_What to do_.
Return the count of lines that hold the string "their", with no other words.

_Data lines_.
--------------------
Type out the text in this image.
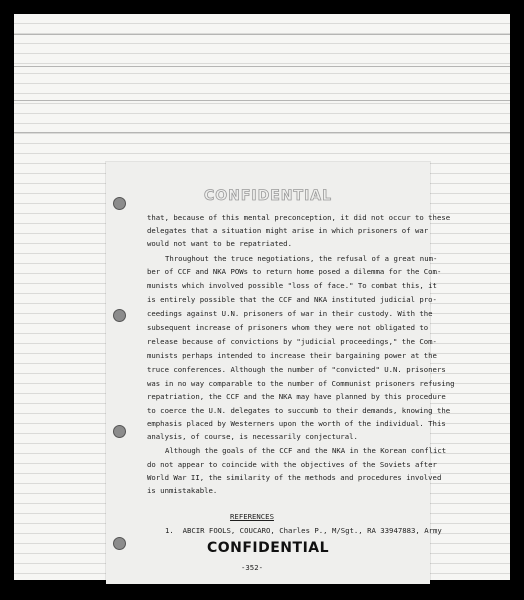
CONFIDENTIAL
that, because of this mental preconception, it did not occur to these
delegates that a situation might arise in which prisoners of war
would not want to be repatriated.
Throughout the truce negotiations, the refusal of a great num-
ber of CCF and NKA POWs to return home posed a dilemma for the Com-
munists which involved possible "loss of face." To combat this, it
is entirely possible that the CCF and NKA instituted judicial pro-
ceedings against U.N. prisoners of war in their custody. With the
subsequent increase of prisoners whom they were not obligated to
release because of convictions by "judicial proceedings," the Com-
munists perhaps intended to increase their bargaining power at the
truce conferences. Although the number of "convicted" U.N. prisoners
was in no way comparable to the number of Communist prisoners refusing
repatriation, the CCF and the NKA may have planned by this procedure
to coerce the U.N. delegates to succumb to their demands, knowing the
emphasis placed by Westerners upon the worth of the individual. This
analysis, of course, is necessarily conjectural.
Although the goals of the CCF and the NKA in the Korean conflict
do not appear to coincide with the objectives of the Soviets after
World War II, the similarity of the methods and procedures involved
is unmistakable.
REFERENCES
1.  ABCIR FOOLS, COUCARO, Charles P., M/Sgt., RA 33947883, Army
CONFIDENTIAL
-352-
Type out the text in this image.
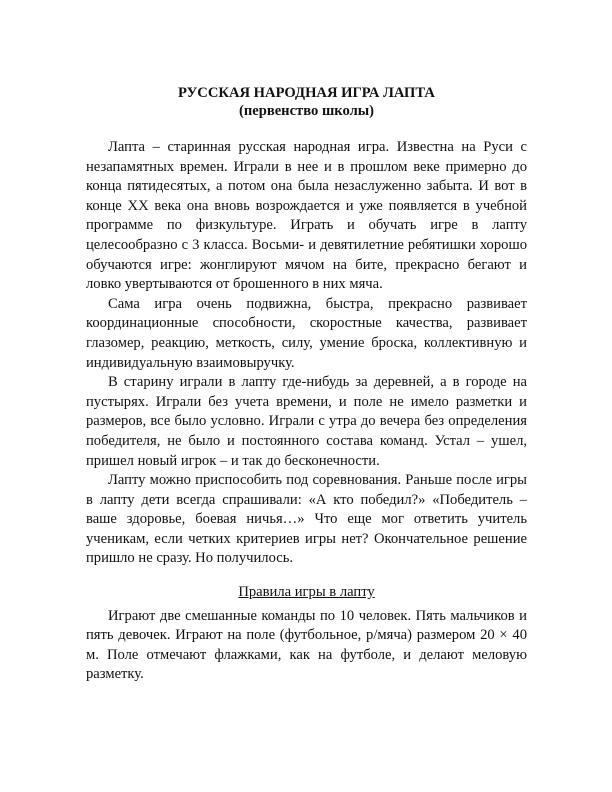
РУССКАЯ НАРОДНАЯ ИГРА ЛАПТА
(первенство школы)

Лапта – старинная русская народная игра. Известна на Руси с незапамятных времен. Играли в нее и в прошлом веке примерно до конца пятидесятых, а потом она была незаслуженно забыта. И вот в конце XX века она вновь возрождается и уже появляется в учебной программе по физкультуре. Играть и обучать игре в лапту целесообразно с 3 класса. Восьми- и девятилетние ребятишки хорошо обучаются игре: жонглируют мячом на бите, прекрасно бегают и ловко увертываются от брошенного в них мяча.

Сама игра очень подвижна, быстра, прекрасно развивает координационные способности, скоростные качества, развивает глазомер, реакцию, меткость, силу, умение броска, коллективную и индивидуальную взаимовыручку.

В старину играли в лапту где-нибудь за деревней, а в городе на пустырях. Играли без учета времени, и поле не имело разметки и размеров, все было условно. Играли с утра до вечера без определения победителя, не было и постоянного состава команд. Устал – ушел, пришел новый игрок – и так до бесконечности.

Лапту можно приспособить под соревнования. Раньше после игры в лапту дети всегда спрашивали: «А кто победил?» «Победитель – ваше здоровье, боевая ничья…» Что еще мог ответить учитель ученикам, если четких критериев игры нет? Окончательное решение пришло не сразу. Но получилось.

Правила игры в лапту

Играют две смешанные команды по 10 человек. Пять мальчиков и пять девочек. Играют на поле (футбольное, р/мяча) размером 20 × 40 м. Поле отмечают флажками, как на футболе, и делают меловую разметку.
--------------------
_Final result_.
3